The plurality of subsystems further comprises a key-value extracting subsystem configured to extract the one or more potential key-value pairs corresponding to the one or more financial information, using the ML model.
The plurality of subsystems further comprises a key-value correcting subsystem configured to correct the one or more potential key-value pairs to obtain one or more corrected key-value pairs corresponding to the one or more financial information based on one or more custom prompts, using the ML model.
The plurality of subsystems further comprises an output subsystem configured to provide the one or more corrected key-value pairs corresponding to the one or more financial information as an output, to one or more end users on one or more user interfaces associated with one or more electronic devices associated with the one or more end users.
In another aspect, a non-transitory computer-readable storage medium having instructions stored therein that, when executed by a hardware processor, causes the processor to perform method steps as described above.
To further clarify the advantages and features of the present disclosure, a more particular description of the disclosure will follow by reference to specific embodiments thereof, which are illustrated in the appended figures. It is to be appreciated that these figures depict only typical embodiments of the disclosure and are therefore not to be considered limiting in scope. The disclosure will be described and explained with additional specificity and detail with the appended figures.

- Rows from a layout dataset:
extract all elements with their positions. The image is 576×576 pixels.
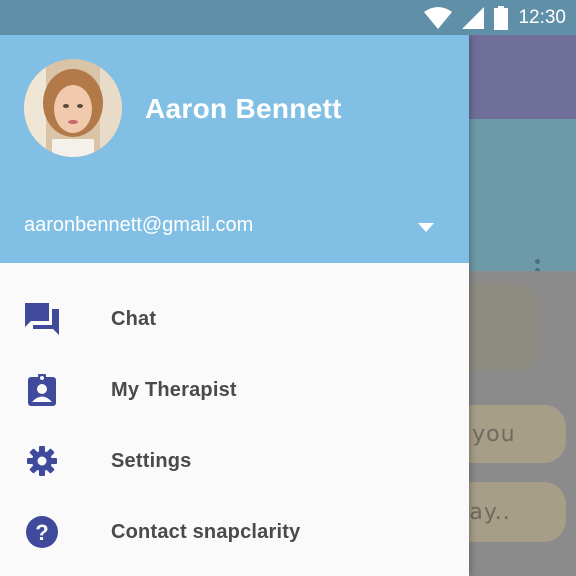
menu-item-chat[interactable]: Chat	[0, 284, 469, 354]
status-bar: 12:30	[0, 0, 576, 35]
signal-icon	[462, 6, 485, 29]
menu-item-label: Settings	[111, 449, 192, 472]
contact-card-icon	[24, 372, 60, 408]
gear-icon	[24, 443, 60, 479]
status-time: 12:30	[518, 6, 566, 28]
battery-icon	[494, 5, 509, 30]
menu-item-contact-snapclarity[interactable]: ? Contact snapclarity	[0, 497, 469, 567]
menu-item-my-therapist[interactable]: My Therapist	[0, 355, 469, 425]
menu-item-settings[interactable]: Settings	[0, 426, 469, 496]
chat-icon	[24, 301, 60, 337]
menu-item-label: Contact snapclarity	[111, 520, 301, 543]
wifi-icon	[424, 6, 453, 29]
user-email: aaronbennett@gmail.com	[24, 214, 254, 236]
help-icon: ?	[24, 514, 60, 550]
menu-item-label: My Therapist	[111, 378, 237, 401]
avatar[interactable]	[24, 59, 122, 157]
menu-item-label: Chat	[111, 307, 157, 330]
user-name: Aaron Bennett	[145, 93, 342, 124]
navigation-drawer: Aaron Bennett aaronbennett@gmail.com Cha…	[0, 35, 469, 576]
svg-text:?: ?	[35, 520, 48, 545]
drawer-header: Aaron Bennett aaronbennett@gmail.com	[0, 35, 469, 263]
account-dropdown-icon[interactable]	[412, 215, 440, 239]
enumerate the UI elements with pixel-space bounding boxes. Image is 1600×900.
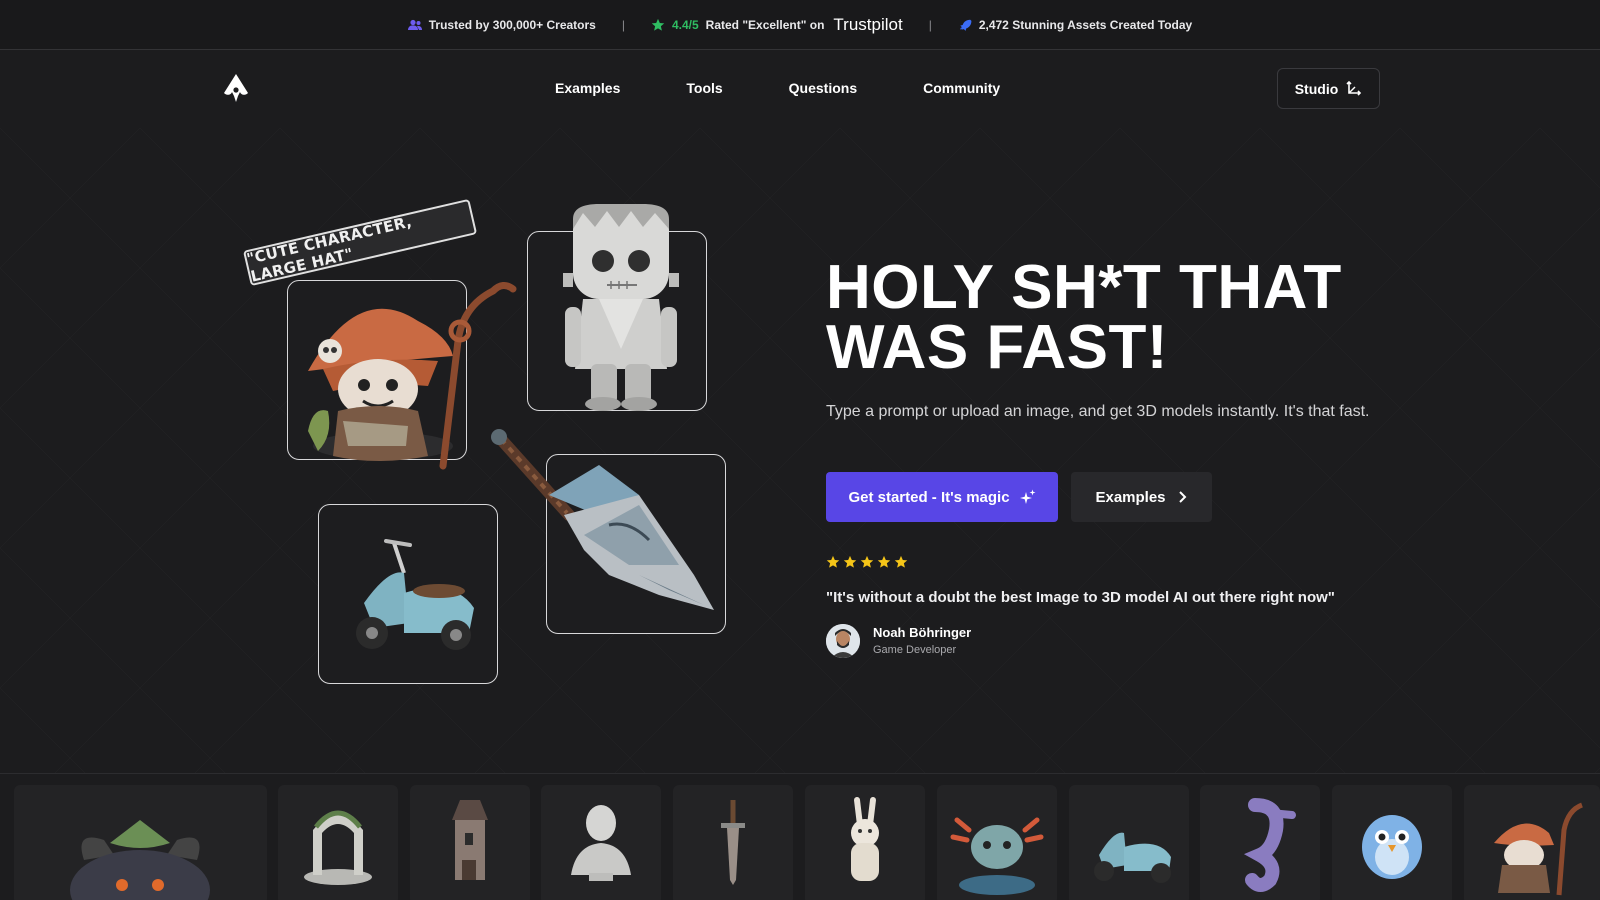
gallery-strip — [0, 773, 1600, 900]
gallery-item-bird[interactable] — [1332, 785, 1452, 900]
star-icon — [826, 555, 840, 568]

- WHAT YOU NEED TO DO: According to the passage about key-value extraction, what does the key-value correcting subsystem base its corrections on? These items have no connection to the passage about key-value extraction.

- RESULT: It corrects the potential key-value pairs based on one or more custom prompts, using the ML model.